— start DATA FOR THIS TASK —
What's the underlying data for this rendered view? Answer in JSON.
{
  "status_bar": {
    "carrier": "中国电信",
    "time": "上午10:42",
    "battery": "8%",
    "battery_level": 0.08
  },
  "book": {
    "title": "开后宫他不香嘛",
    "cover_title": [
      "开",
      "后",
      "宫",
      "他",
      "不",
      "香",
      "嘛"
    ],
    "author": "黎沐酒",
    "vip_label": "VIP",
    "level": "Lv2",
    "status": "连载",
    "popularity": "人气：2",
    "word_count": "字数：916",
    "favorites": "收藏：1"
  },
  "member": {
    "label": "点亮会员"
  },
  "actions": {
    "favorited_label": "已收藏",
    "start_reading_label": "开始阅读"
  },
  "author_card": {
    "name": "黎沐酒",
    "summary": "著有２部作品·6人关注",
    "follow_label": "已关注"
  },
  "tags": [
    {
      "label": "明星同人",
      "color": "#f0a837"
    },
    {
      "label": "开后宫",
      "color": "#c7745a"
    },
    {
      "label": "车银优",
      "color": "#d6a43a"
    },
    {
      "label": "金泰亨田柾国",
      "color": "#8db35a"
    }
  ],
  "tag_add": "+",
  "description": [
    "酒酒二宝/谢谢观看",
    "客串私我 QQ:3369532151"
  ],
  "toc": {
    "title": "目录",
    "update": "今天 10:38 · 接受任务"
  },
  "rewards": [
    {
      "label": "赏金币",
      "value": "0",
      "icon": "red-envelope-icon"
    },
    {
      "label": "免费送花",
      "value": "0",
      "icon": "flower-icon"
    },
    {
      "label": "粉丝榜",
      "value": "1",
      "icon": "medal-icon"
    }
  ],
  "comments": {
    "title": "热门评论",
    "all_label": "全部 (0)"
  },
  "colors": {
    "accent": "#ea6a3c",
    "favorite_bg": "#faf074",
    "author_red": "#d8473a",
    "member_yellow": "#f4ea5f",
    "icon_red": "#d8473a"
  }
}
— end DATA FOR THIS TASK —
# TASK STATEMENT
Type out the material again exactly as presented.

# RESPONSE TO THIS EXERCISE
What's the underlying data for this rendered view? Answer in JSON.
{
  "status_bar": {
    "carrier": "中国电信",
    "time": "上午10:42",
    "battery": "8%",
    "battery_level": 0.08
  },
  "book": {
    "title": "开后宫他不香嘛",
    "cover_title": [
      "开",
      "后",
      "宫",
      "他",
      "不",
      "香",
      "嘛"
    ],
    "author": "黎沐酒",
    "vip_label": "VIP",
    "level": "Lv2",
    "status": "连载",
    "popularity": "人气：2",
    "word_count": "字数：916",
    "favorites": "收藏：1"
  },
  "member": {
    "label": "点亮会员"
  },
  "actions": {
    "favorited_label": "已收藏",
    "start_reading_label": "开始阅读"
  },
  "author_card": {
    "name": "黎沐酒",
    "summary": "著有２部作品·6人关注",
    "follow_label": "已关注"
  },
  "tags": [
    {
      "label": "明星同人",
      "color": "#f0a837"
    },
    {
      "label": "开后宫",
      "color": "#c7745a"
    },
    {
      "label": "车银优",
      "color": "#d6a43a"
    },
    {
      "label": "金泰亨田柾国",
      "color": "#8db35a"
    }
  ],
  "tag_add": "+",
  "description": [
    "酒酒二宝/谢谢观看",
    "客串私我 QQ:3369532151"
  ],
  "toc": {
    "title": "目录",
    "update": "今天 10:38 · 接受任务"
  },
  "rewards": [
    {
      "label": "赏金币",
      "value": "0",
      "icon": "red-envelope-icon"
    },
    {
      "label": "免费送花",
      "value": "0",
      "icon": "flower-icon"
    },
    {
      "label": "粉丝榜",
      "value": "1",
      "icon": "medal-icon"
    }
  ],
  "comments": {
    "title": "热门评论",
    "all_label": "全部 (0)"
  },
  "colors": {
    "accent": "#ea6a3c",
    "favorite_bg": "#faf074",
    "author_red": "#d8473a",
    "member_yellow": "#f4ea5f",
    "icon_red": "#d8473a"
  }
}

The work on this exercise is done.